=== Task requirements ===
• a. Reproduce the passage of the comment thread from "And then a robot" up to and including "point will move.".
• b. In the comment thread, how much notice did the writer receive when laid off?
[[ Selected excerpt, beginning ]]
Comment Re:please not this again... (Score 2) 736

> what about all the new roads that perhaps will need to be built?

They'll be built by automated construction equipment, just like construction equipment has replaced bricklayers, and bulldozers & dump trucks have replaced men with pickaxes and wheelbarrows.

> engineers could make cars MUCH easier to work on

And then a robot can swap out the battery packs in 90 seconds, no human needed! The easier engineers make assembling and disassembling things, the less "human touch" is needed. If you look at companies bringing manufacturing jobs back from China, they're redesigning their products to be machine assemble-able.

I laughed out loud when he talked about food prep being an area "untouched" by automation. Dominoes, Quiznos, etc use an automated feed oven to cook pizza's & subs now. McDonalds has fry machines where you dump fries in the hopper and push a button- it dunks the fries in the oil, pulls them out when done, and dumps them into a hopper for boxing.

The only thing saving jobs from more automation is that the ROI on automation is less than continuing to hire people. As the cost of automation technology drops and the gets better, that ROI point will move.

Comment 1 month for my layoff (Score 1) 892

When I got laid off, I got one month notice, plus severance, plus vacation payout. When I've voluntarily changed jobs I've given 2 weeks notice. Note that when you give your 2 weeks, be ready for them to escort you off the property. People used to joke any time someone cleaned their desk and took home excess personal stuff that they were about to give notice.

Layoffs are different than "Terminated with cause". If you're terminated with cause you shouldn't expect to get a reference anyway.

Comment Let me know when it's no longer under Oracle... (Score 1) 434

Oracle has demonstrated through their Google lawsuit and their (mis) handling of OpenOffice & MySQL that they are not to be trusted and will screw former partners if they think it's financially beneficial.

Let me know when Java enters the real world with an open specification process and the spec is managed by an independent industry group. Until then there is horrible vendor lock-in with a vendor I don't trust to not sue me if I do something they don't like.
[[ Selected excerpt, end ]]
[[ Available data, beginning ]]
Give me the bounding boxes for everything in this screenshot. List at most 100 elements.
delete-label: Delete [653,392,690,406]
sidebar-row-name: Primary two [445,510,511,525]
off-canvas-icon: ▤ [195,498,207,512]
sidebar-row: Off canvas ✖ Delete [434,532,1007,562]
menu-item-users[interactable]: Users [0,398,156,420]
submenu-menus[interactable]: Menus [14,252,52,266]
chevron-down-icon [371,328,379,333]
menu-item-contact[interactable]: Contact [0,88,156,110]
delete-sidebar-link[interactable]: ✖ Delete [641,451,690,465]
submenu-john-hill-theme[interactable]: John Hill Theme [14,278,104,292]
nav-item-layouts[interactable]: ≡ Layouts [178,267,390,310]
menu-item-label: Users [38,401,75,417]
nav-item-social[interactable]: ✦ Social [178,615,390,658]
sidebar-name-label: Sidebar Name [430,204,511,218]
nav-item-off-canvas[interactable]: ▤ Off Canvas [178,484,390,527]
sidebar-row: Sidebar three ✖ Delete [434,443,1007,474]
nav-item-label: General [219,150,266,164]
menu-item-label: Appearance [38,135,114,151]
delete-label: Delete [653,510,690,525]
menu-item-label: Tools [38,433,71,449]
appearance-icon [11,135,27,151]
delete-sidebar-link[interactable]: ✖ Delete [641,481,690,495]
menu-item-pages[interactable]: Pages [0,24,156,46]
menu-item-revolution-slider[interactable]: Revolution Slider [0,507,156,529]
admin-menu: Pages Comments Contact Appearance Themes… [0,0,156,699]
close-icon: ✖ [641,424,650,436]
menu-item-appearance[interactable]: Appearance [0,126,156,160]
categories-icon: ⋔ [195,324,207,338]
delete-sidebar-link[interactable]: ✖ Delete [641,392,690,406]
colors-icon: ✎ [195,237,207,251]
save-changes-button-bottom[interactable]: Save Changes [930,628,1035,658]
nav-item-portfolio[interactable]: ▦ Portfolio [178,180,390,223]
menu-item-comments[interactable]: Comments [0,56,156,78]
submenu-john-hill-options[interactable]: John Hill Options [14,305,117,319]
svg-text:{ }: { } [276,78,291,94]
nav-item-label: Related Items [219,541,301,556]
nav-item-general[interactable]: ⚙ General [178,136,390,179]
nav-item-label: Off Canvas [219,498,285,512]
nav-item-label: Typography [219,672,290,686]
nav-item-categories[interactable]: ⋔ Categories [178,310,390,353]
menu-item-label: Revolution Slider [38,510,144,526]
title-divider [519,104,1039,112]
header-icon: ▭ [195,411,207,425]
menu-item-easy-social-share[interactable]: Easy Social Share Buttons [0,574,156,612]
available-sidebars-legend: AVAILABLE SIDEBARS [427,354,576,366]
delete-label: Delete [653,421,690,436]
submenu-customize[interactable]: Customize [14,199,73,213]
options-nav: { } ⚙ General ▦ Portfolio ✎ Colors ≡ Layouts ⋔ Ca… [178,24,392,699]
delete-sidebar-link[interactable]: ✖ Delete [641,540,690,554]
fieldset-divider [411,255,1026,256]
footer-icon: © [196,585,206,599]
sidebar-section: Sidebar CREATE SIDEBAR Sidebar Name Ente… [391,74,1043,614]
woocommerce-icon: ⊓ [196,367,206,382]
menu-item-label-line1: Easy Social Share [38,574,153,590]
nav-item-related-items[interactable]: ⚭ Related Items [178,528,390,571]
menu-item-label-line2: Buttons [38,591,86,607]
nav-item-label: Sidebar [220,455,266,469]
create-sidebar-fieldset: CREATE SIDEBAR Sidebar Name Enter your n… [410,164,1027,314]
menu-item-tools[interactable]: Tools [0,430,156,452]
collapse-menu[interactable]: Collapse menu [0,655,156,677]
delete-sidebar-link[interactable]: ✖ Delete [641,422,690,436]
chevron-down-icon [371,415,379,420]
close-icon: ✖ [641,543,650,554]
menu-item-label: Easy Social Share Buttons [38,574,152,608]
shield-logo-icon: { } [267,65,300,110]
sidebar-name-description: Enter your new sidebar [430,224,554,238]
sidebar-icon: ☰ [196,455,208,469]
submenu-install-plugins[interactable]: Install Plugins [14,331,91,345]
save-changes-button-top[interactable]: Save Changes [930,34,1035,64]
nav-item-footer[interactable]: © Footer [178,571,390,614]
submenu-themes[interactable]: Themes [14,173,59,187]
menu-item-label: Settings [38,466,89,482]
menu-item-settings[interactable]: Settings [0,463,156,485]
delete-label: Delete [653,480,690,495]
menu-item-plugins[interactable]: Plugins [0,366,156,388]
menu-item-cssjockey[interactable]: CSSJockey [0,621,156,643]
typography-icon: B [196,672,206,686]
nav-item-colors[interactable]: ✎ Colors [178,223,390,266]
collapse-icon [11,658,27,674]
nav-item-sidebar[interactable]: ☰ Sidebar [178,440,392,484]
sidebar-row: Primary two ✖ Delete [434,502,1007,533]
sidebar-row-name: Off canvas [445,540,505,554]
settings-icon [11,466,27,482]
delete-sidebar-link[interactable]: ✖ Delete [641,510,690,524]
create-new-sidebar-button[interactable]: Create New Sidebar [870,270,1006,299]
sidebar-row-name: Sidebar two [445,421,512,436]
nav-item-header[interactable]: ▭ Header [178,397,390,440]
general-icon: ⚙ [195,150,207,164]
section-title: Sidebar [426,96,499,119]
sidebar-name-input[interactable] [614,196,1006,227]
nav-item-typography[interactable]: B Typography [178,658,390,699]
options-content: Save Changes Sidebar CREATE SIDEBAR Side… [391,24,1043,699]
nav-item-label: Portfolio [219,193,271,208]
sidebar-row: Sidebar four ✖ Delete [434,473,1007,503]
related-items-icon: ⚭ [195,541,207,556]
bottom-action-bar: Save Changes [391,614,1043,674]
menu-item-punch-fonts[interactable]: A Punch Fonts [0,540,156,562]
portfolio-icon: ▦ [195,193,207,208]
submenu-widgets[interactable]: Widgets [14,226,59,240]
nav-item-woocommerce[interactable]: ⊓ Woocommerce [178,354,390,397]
[[ Available data, end ]]
=== List of solutions ===
• a.
And then a robot can swap out the battery packs in 90 seconds, no human needed! The easier engineers make assembling and disassembling things, the less "human touch" is needed. If you look at companies bringing manufacturing jobs back from China, they're redesigning their products to be machine assemble-able.

I laughed out loud when he talked about food prep being an area "untouched" by automation. Dominoes, Quiznos, etc use an automated feed oven to cook pizza's & subs now. McDonalds has fry machines where you dump fries in the hopper and push a button- it dunks the fries in the oil, pulls them out when done, and dumps them into a hopper for boxing.

The only thing saving jobs from more automation is that the ROI on automation is less than continuing to hire people. As the cost of automation technology drops and the gets better, that ROI point will move.

• b. One month.